**The data:**

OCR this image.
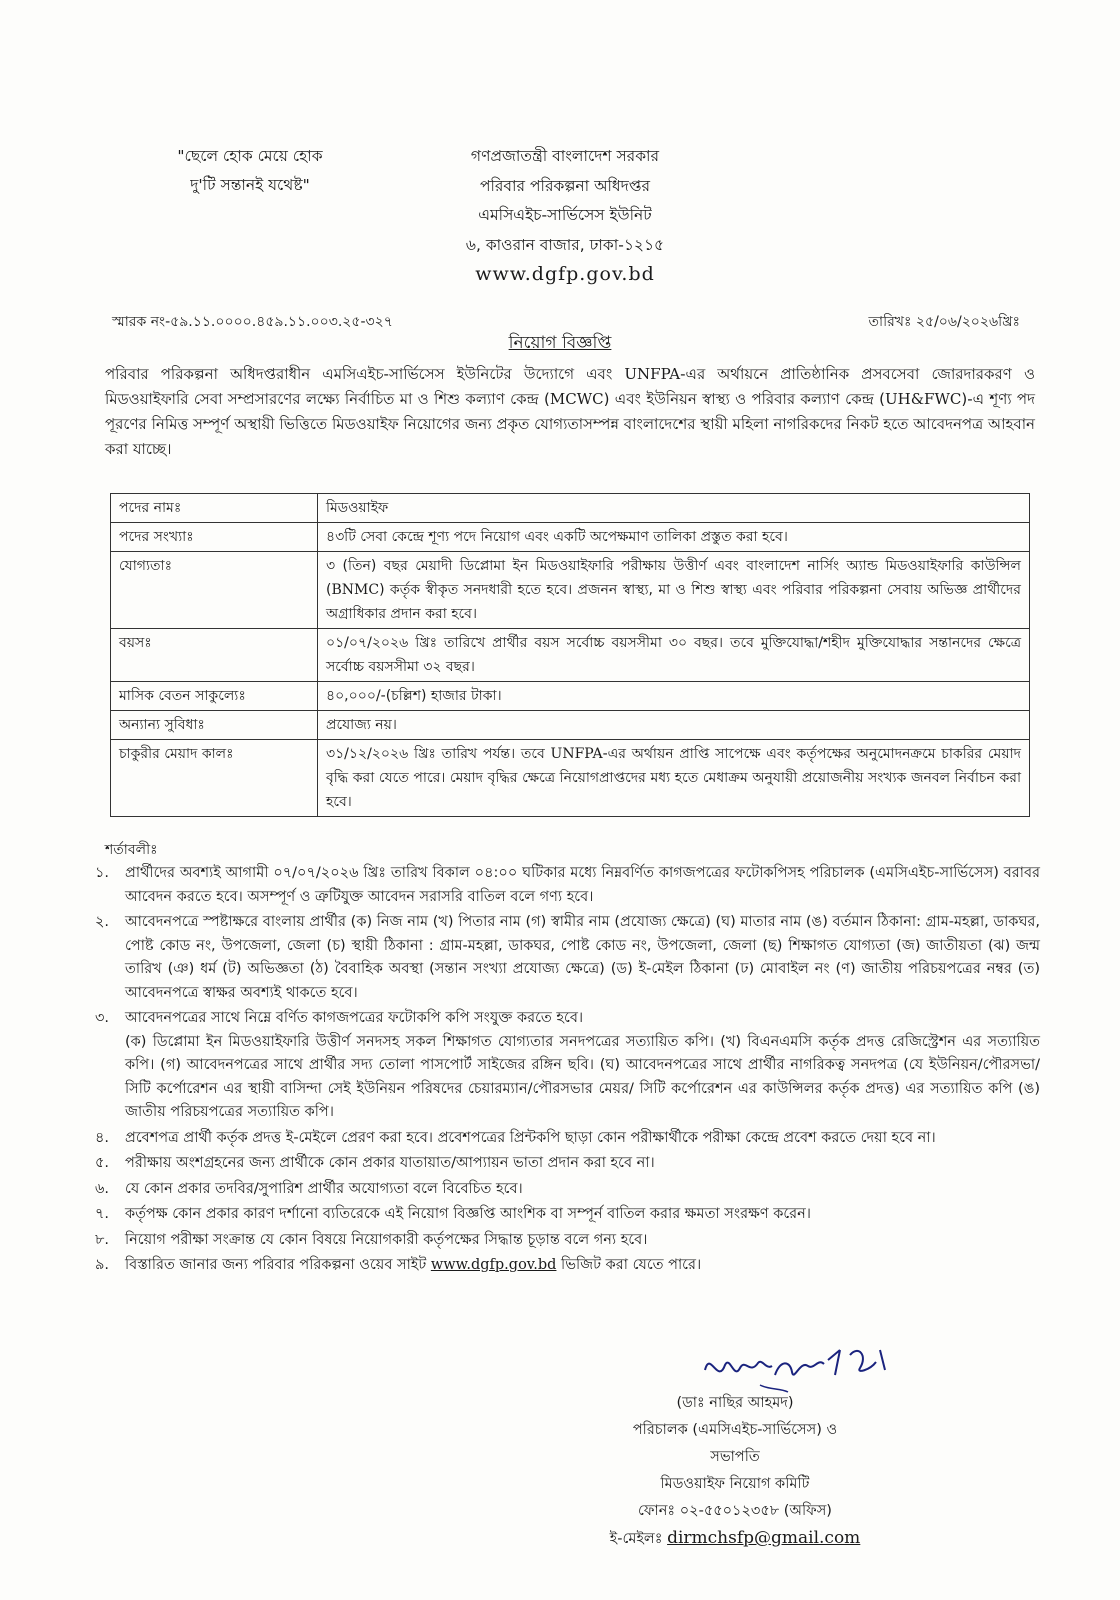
"ছেলে হোক মেয়ে হোক
দু'টি সন্তানই যথেষ্ট"
গণপ্রজাতন্ত্রী বাংলাদেশ সরকার
পরিবার পরিকল্পনা অধিদপ্তর
এমসিএইচ-সার্ভিসেস ইউনিট
৬, কাওরান বাজার, ঢাকা-১২১৫
www.dgfp.gov.bd
স্মারক নং-৫৯.১১.০০০০.৪৫৯.১১.০০৩.২৫-৩২৭	তারিখঃ ২৫/০৬/২০২৬খ্রিঃ
নিয়োগ বিজ্ঞপ্তি
পরিবার পরিকল্পনা অধিদপ্তরাধীন এমসিএইচ-সার্ভিসেস ইউনিটের উদ্যোগে এবং UNFPA-এর অর্থায়নে প্রাতিষ্ঠানিক প্রসবসেবা জোরদারকরণ ও মিডওয়াইফারি সেবা সম্প্রসারণের লক্ষ্যে নির্বাচিত মা ও শিশু কল্যাণ কেন্দ্র (MCWC) এবং ইউনিয়ন স্বাস্থ্য ও পরিবার কল্যাণ কেন্দ্র (UH&FWC)-এ শূণ্য পদ পূরণের নিমিত্ত সম্পূর্ণ অস্থায়ী ভিত্তিতে মিডওয়াইফ নিয়োগের জন্য প্রকৃত যোগ্যতাসম্পন্ন বাংলাদেশের স্থায়ী মহিলা নাগরিকদের নিকট হতে আবেদনপত্র আহবান করা যাচ্ছে।
পদের নামঃ	মিডওয়াইফ
পদের সংখ্যাঃ	৪৩টি সেবা কেন্দ্রে শূণ্য পদে নিয়োগ এবং একটি অপেক্ষমাণ তালিকা প্রস্তুত করা হবে।
যোগ্যতাঃ	৩ (তিন) বছর মেয়াদী ডিপ্লোমা ইন মিডওয়াইফারি পরীক্ষায় উত্তীর্ণ এবং বাংলাদেশ নার্সিং অ্যান্ড মিডওয়াইফারি কাউন্সিল (BNMC) কর্তৃক স্বীকৃত সনদধারী হতে হবে। প্রজনন স্বাস্থ্য, মা ও শিশু স্বাস্থ্য এবং পরিবার পরিকল্পনা সেবায় অভিজ্ঞ প্রার্থীদের অগ্রাধিকার প্রদান করা হবে।
বয়সঃ	০১/০৭/২০২৬ খ্রিঃ তারিখে প্রার্থীর বয়স সর্বোচ্চ বয়সসীমা ৩০ বছর। তবে মুক্তিযোদ্ধা/শহীদ মুক্তিযোদ্ধার সন্তানদের ক্ষেত্রে সর্বোচ্চ বয়সসীমা ৩২ বছর।
মাসিক বেতন সাকুল্যেঃ	৪০,০০০/-(চল্লিশ) হাজার টাকা।
অন্যান্য সুবিধাঃ	প্রযোজ্য নয়।
চাকুরীর মেয়াদ কালঃ	৩১/১২/২০২৬ খ্রিঃ তারিখ পর্যন্ত। তবে UNFPA-এর অর্থায়ন প্রাপ্তি সাপেক্ষে এবং কর্তৃপক্ষের অনুমোদনক্রমে চাকরির মেয়াদ বৃদ্ধি করা যেতে পারে। মেয়াদ বৃদ্ধির ক্ষেত্রে নিয়োগপ্রাপ্তদের মধ্য হতে মেধাক্রম অনুযায়ী প্রয়োজনীয় সংখ্যক জনবল নির্বাচন করা হবে।
শর্তাবলীঃ
১.	প্রার্থীদের অবশ্যই আগামী ০৭/০৭/২০২৬ খ্রিঃ তারিখ বিকাল ০৪:০০ ঘটিকার মধ্যে নিম্নবর্ণিত কাগজপত্রের ফটোকপিসহ পরিচালক (এমসিএইচ-সার্ভিসেস) বরাবর আবেদন করতে হবে। অসম্পূর্ণ ও ত্রুটিযুক্ত আবেদন সরাসরি বাতিল বলে গণ্য হবে।
২.	আবেদনপত্রে স্পষ্টাক্ষরে বাংলায় প্রার্থীর (ক) নিজ নাম (খ) পিতার নাম (গ) স্বামীর নাম (প্রযোজ্য ক্ষেত্রে) (ঘ) মাতার নাম (ঙ) বর্তমান ঠিকানা: গ্রাম-মহল্লা, ডাকঘর, পোষ্ট কোড নং, উপজেলা, জেলা (চ) স্থায়ী ঠিকানা : গ্রাম-মহল্লা, ডাকঘর, পোষ্ট কোড নং, উপজেলা, জেলা (ছ) শিক্ষাগত যোগ্যতা (জ) জাতীয়তা (ঝ) জন্ম তারিখ (ঞ) ধর্ম (ট) অভিজ্ঞতা (ঠ) বৈবাহিক অবস্থা (সন্তান সংখ্যা প্রযোজ্য ক্ষেত্রে) (ড) ই-মেইল ঠিকানা (ঢ) মোবাইল নং (ণ) জাতীয় পরিচয়পত্রের নম্বর (ত) আবেদনপত্রে স্বাক্ষর অবশ্যই থাকতে হবে।
৩.	আবেদনপত্রের সাথে নিম্নে বর্ণিত কাগজপত্রের ফটোকপি কপি সংযুক্ত করতে হবে।
(ক) ডিপ্লোমা ইন মিডওয়াইফারি উত্তীর্ণ সনদসহ সকল শিক্ষাগত যোগ্যতার সনদপত্রের সত্যায়িত কপি। (খ) বিএনএমসি কর্তৃক প্রদত্ত রেজিস্ট্রেশন এর সত্যায়িত কপি। (গ) আবেদনপত্রের সাথে প্রার্থীর সদ্য তোলা পাসপোর্ট সাইজের রঙ্গিন ছবি। (ঘ) আবেদনপত্রের সাথে প্রার্থীর নাগরিকত্ব সনদপত্র (যে ইউনিয়ন/পৌরসভা/ সিটি কর্পোরেশন এর স্থায়ী বাসিন্দা সেই ইউনিয়ন পরিষদের চেয়ারম্যান/পৌরসভার মেয়র/ সিটি কর্পোরেশন এর কাউন্সিলর কর্তৃক প্রদত্ত) এর সত্যায়িত কপি (ঙ) জাতীয় পরিচয়পত্রের সত্যায়িত কপি।
৪.	প্রবেশপত্র প্রার্থী কর্তৃক প্রদত্ত ই-মেইলে প্রেরণ করা হবে। প্রবেশপত্রের প্রিন্টকপি ছাড়া কোন পরীক্ষার্থীকে পরীক্ষা কেন্দ্রে প্রবেশ করতে দেয়া হবে না।
৫.	পরীক্ষায় অংশগ্রহনের জন্য প্রার্থীকে কোন প্রকার যাতায়াত/আপ্যায়ন ভাতা প্রদান করা হবে না।
৬.	যে কোন প্রকার তদবির/সুপারিশ প্রার্থীর অযোগ্যতা বলে বিবেচিত হবে।
৭.	কর্তৃপক্ষ কোন প্রকার কারণ দর্শানো ব্যতিরেকে এই নিয়োগ বিজ্ঞপ্তি আংশিক বা সম্পূর্ন বাতিল করার ক্ষমতা সংরক্ষণ করেন।
৮.	নিয়োগ পরীক্ষা সংক্রান্ত যে কোন বিষয়ে নিয়োগকারী কর্তৃপক্ষের সিদ্ধান্ত চূড়ান্ত বলে গন্য হবে।
৯.	বিস্তারিত জানার জন্য পরিবার পরিকল্পনা ওয়েব সাইট www.dgfp.gov.bd ভিজিট করা যেতে পারে।
(ডাঃ নাছির আহমদ)
পরিচালক (এমসিএইচ-সার্ভিসেস) ও
সভাপতি
মিডওয়াইফ নিয়োগ কমিটি
ফোনঃ ০২-৫৫০১২৩৫৮ (অফিস)
ই-মেইলঃ dirmchsfp@gmail.com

**Short task:** Omit all pictures while transcribing the entries verbatim.

**Result of the exercise:**
OCR this image.
"ছেলে হোক মেয়ে হোক
দু'টি সন্তানই যথেষ্ট"
গণপ্রজাতন্ত্রী বাংলাদেশ সরকার
পরিবার পরিকল্পনা অধিদপ্তর
এমসিএইচ-সার্ভিসেস ইউনিট
৬, কাওরান বাজার, ঢাকা-১২১৫
www.dgfp.gov.bd
স্মারক নং-৫৯.১১.০০০০.৪৫৯.১১.০০৩.২৫-৩২৭	তারিখঃ ২৫/০৬/২০২৬খ্রিঃ
নিয়োগ বিজ্ঞপ্তি
পরিবার পরিকল্পনা অধিদপ্তরাধীন এমসিএইচ-সার্ভিসেস ইউনিটের উদ্যোগে এবং UNFPA-এর অর্থায়নে প্রাতিষ্ঠানিক প্রসবসেবা জোরদারকরণ ও মিডওয়াইফারি সেবা সম্প্রসারণের লক্ষ্যে নির্বাচিত মা ও শিশু কল্যাণ কেন্দ্র (MCWC) এবং ইউনিয়ন স্বাস্থ্য ও পরিবার কল্যাণ কেন্দ্র (UH&FWC)-এ শূণ্য পদ পূরণের নিমিত্ত সম্পূর্ণ অস্থায়ী ভিত্তিতে মিডওয়াইফ নিয়োগের জন্য প্রকৃত যোগ্যতাসম্পন্ন বাংলাদেশের স্থায়ী মহিলা নাগরিকদের নিকট হতে আবেদনপত্র আহবান করা যাচ্ছে।
পদের নামঃ	মিডওয়াইফ
পদের সংখ্যাঃ	৪৩টি সেবা কেন্দ্রে শূণ্য পদে নিয়োগ এবং একটি অপেক্ষমাণ তালিকা প্রস্তুত করা হবে।
যোগ্যতাঃ	৩ (তিন) বছর মেয়াদী ডিপ্লোমা ইন মিডওয়াইফারি পরীক্ষায় উত্তীর্ণ এবং বাংলাদেশ নার্সিং অ্যান্ড মিডওয়াইফারি কাউন্সিল (BNMC) কর্তৃক স্বীকৃত সনদধারী হতে হবে। প্রজনন স্বাস্থ্য, মা ও শিশু স্বাস্থ্য এবং পরিবার পরিকল্পনা সেবায় অভিজ্ঞ প্রার্থীদের অগ্রাধিকার প্রদান করা হবে।
বয়সঃ	০১/০৭/২০২৬ খ্রিঃ তারিখে প্রার্থীর বয়স সর্বোচ্চ বয়সসীমা ৩০ বছর। তবে মুক্তিযোদ্ধা/শহীদ মুক্তিযোদ্ধার সন্তানদের ক্ষেত্রে সর্বোচ্চ বয়সসীমা ৩২ বছর।
মাসিক বেতন সাকুল্যেঃ	৪০,০০০/-(চল্লিশ) হাজার টাকা।
অন্যান্য সুবিধাঃ	প্রযোজ্য নয়।
চাকুরীর মেয়াদ কালঃ	৩১/১২/২০২৬ খ্রিঃ তারিখ পর্যন্ত। তবে UNFPA-এর অর্থায়ন প্রাপ্তি সাপেক্ষে এবং কর্তৃপক্ষের অনুমোদনক্রমে চাকরির মেয়াদ বৃদ্ধি করা যেতে পারে। মেয়াদ বৃদ্ধির ক্ষেত্রে নিয়োগপ্রাপ্তদের মধ্য হতে মেধাক্রম অনুযায়ী প্রয়োজনীয় সংখ্যক জনবল নির্বাচন করা হবে।
শর্তাবলীঃ
১.	প্রার্থীদের অবশ্যই আগামী ০৭/০৭/২০২৬ খ্রিঃ তারিখ বিকাল ০৪:০০ ঘটিকার মধ্যে নিম্নবর্ণিত কাগজপত্রের ফটোকপিসহ পরিচালক (এমসিএইচ-সার্ভিসেস) বরাবর আবেদন করতে হবে। অসম্পূর্ণ ও ত্রুটিযুক্ত আবেদন সরাসরি বাতিল বলে গণ্য হবে।
২.	আবেদনপত্রে স্পষ্টাক্ষরে বাংলায় প্রার্থীর (ক) নিজ নাম (খ) পিতার নাম (গ) স্বামীর নাম (প্রযোজ্য ক্ষেত্রে) (ঘ) মাতার নাম (ঙ) বর্তমান ঠিকানা: গ্রাম-মহল্লা, ডাকঘর, পোষ্ট কোড নং, উপজেলা, জেলা (চ) স্থায়ী ঠিকানা : গ্রাম-মহল্লা, ডাকঘর, পোষ্ট কোড নং, উপজেলা, জেলা (ছ) শিক্ষাগত যোগ্যতা (জ) জাতীয়তা (ঝ) জন্ম তারিখ (ঞ) ধর্ম (ট) অভিজ্ঞতা (ঠ) বৈবাহিক অবস্থা (সন্তান সংখ্যা প্রযোজ্য ক্ষেত্রে) (ড) ই-মেইল ঠিকানা (ঢ) মোবাইল নং (ণ) জাতীয় পরিচয়পত্রের নম্বর (ত) আবেদনপত্রে স্বাক্ষর অবশ্যই থাকতে হবে।
৩.	আবেদনপত্রের সাথে নিম্নে বর্ণিত কাগজপত্রের ফটোকপি কপি সংযুক্ত করতে হবে।
(ক) ডিপ্লোমা ইন মিডওয়াইফারি উত্তীর্ণ সনদসহ সকল শিক্ষাগত যোগ্যতার সনদপত্রের সত্যায়িত কপি। (খ) বিএনএমসি কর্তৃক প্রদত্ত রেজিস্ট্রেশন এর সত্যায়িত কপি। (গ) আবেদনপত্রের সাথে প্রার্থীর সদ্য তোলা পাসপোর্ট সাইজের রঙ্গিন ছবি। (ঘ) আবেদনপত্রের সাথে প্রার্থীর নাগরিকত্ব সনদপত্র (যে ইউনিয়ন/পৌরসভা/ সিটি কর্পোরেশন এর স্থায়ী বাসিন্দা সেই ইউনিয়ন পরিষদের চেয়ারম্যান/পৌরসভার মেয়র/ সিটি কর্পোরেশন এর কাউন্সিলর কর্তৃক প্রদত্ত) এর সত্যায়িত কপি (ঙ) জাতীয় পরিচয়পত্রের সত্যায়িত কপি।
৪.	প্রবেশপত্র প্রার্থী কর্তৃক প্রদত্ত ই-মেইলে প্রেরণ করা হবে। প্রবেশপত্রের প্রিন্টকপি ছাড়া কোন পরীক্ষার্থীকে পরীক্ষা কেন্দ্রে প্রবেশ করতে দেয়া হবে না।
৫.	পরীক্ষায় অংশগ্রহনের জন্য প্রার্থীকে কোন প্রকার যাতায়াত/আপ্যায়ন ভাতা প্রদান করা হবে না।
৬.	যে কোন প্রকার তদবির/সুপারিশ প্রার্থীর অযোগ্যতা বলে বিবেচিত হবে।
৭.	কর্তৃপক্ষ কোন প্রকার কারণ দর্শানো ব্যতিরেকে এই নিয়োগ বিজ্ঞপ্তি আংশিক বা সম্পূর্ন বাতিল করার ক্ষমতা সংরক্ষণ করেন।
৮.	নিয়োগ পরীক্ষা সংক্রান্ত যে কোন বিষয়ে নিয়োগকারী কর্তৃপক্ষের সিদ্ধান্ত চূড়ান্ত বলে গন্য হবে।
৯.	বিস্তারিত জানার জন্য পরিবার পরিকল্পনা ওয়েব সাইট www.dgfp.gov.bd ভিজিট করা যেতে পারে।
(ডাঃ নাছির আহমদ)
পরিচালক (এমসিএইচ-সার্ভিসেস) ও
সভাপতি
মিডওয়াইফ নিয়োগ কমিটি
ফোনঃ ০২-৫৫০১২৩৫৮ (অফিস)
ই-মেইলঃ dirmchsfp@gmail.com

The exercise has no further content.